- **Collected data entries**

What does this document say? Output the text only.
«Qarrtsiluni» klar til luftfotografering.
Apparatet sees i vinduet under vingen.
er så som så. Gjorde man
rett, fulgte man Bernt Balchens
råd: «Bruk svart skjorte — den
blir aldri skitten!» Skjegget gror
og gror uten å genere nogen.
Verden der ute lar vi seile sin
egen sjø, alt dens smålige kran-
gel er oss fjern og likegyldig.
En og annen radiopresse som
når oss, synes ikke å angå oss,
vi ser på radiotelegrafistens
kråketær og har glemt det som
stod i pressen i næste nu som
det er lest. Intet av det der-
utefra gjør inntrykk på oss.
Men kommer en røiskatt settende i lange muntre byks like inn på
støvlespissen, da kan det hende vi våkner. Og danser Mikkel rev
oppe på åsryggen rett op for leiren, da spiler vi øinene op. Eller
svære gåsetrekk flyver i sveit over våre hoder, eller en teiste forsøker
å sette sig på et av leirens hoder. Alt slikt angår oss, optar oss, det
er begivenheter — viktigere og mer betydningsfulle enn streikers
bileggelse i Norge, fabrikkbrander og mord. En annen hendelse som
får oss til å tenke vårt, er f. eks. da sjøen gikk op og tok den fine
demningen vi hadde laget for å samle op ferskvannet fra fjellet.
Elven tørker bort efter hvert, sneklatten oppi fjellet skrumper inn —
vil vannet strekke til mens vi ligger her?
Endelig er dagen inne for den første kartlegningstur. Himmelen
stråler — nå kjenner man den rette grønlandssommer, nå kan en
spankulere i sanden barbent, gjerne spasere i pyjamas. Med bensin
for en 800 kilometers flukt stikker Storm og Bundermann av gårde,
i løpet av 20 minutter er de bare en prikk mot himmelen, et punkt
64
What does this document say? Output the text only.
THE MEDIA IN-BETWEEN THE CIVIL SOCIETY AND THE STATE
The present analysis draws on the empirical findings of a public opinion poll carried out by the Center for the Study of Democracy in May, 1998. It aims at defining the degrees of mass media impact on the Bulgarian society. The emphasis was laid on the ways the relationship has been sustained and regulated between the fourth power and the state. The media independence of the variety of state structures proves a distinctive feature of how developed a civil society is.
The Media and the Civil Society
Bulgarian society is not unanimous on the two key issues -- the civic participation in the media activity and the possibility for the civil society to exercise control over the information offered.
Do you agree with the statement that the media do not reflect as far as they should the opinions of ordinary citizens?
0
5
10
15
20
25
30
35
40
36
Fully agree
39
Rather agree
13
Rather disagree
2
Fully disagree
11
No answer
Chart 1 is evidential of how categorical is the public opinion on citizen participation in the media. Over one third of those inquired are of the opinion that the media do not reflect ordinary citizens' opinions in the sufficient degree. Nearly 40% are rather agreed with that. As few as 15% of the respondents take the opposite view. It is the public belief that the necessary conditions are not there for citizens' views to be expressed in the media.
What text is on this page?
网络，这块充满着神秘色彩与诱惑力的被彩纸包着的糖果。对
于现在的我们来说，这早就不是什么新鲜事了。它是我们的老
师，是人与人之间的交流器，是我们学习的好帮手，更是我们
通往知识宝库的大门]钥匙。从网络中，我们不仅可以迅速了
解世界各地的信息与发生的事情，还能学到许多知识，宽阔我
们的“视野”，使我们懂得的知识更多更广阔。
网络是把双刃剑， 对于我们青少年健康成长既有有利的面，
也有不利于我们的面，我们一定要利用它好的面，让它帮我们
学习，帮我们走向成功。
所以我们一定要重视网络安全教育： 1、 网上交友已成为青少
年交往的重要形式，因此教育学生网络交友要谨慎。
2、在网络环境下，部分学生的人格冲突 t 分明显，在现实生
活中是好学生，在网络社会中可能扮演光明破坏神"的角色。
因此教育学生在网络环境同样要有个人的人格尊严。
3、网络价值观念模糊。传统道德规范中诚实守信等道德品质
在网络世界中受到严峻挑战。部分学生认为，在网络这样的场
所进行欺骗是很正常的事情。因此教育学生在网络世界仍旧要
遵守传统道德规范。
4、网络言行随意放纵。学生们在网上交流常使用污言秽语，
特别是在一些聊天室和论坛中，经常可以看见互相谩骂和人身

- **Work to do**
Repeat exactly the lines from the line containing "What text is on this page?" through the end of the listing above; both boundary lines are part of the output.

- **Worked solution**
What text is on this page?
网络，这块充满着神秘色彩与诱惑力的被彩纸包着的糖果。对
于现在的我们来说，这早就不是什么新鲜事了。它是我们的老
师，是人与人之间的交流器，是我们学习的好帮手，更是我们
通往知识宝库的大门]钥匙。从网络中，我们不仅可以迅速了
解世界各地的信息与发生的事情，还能学到许多知识，宽阔我
们的“视野”，使我们懂得的知识更多更广阔。
网络是把双刃剑， 对于我们青少年健康成长既有有利的面，
也有不利于我们的面，我们一定要利用它好的面，让它帮我们
学习，帮我们走向成功。
所以我们一定要重视网络安全教育： 1、 网上交友已成为青少
年交往的重要形式，因此教育学生网络交友要谨慎。
2、在网络环境下，部分学生的人格冲突 t 分明显，在现实生
活中是好学生，在网络社会中可能扮演光明破坏神"的角色。
因此教育学生在网络环境同样要有个人的人格尊严。
3、网络价值观念模糊。传统道德规范中诚实守信等道德品质
在网络世界中受到严峻挑战。部分学生认为，在网络这样的场
所进行欺骗是很正常的事情。因此教育学生在网络世界仍旧要
遵守传统道德规范。
4、网络言行随意放纵。学生们在网上交流常使用污言秽语，
特别是在一些聊天室和论坛中，经常可以看见互相谩骂和人身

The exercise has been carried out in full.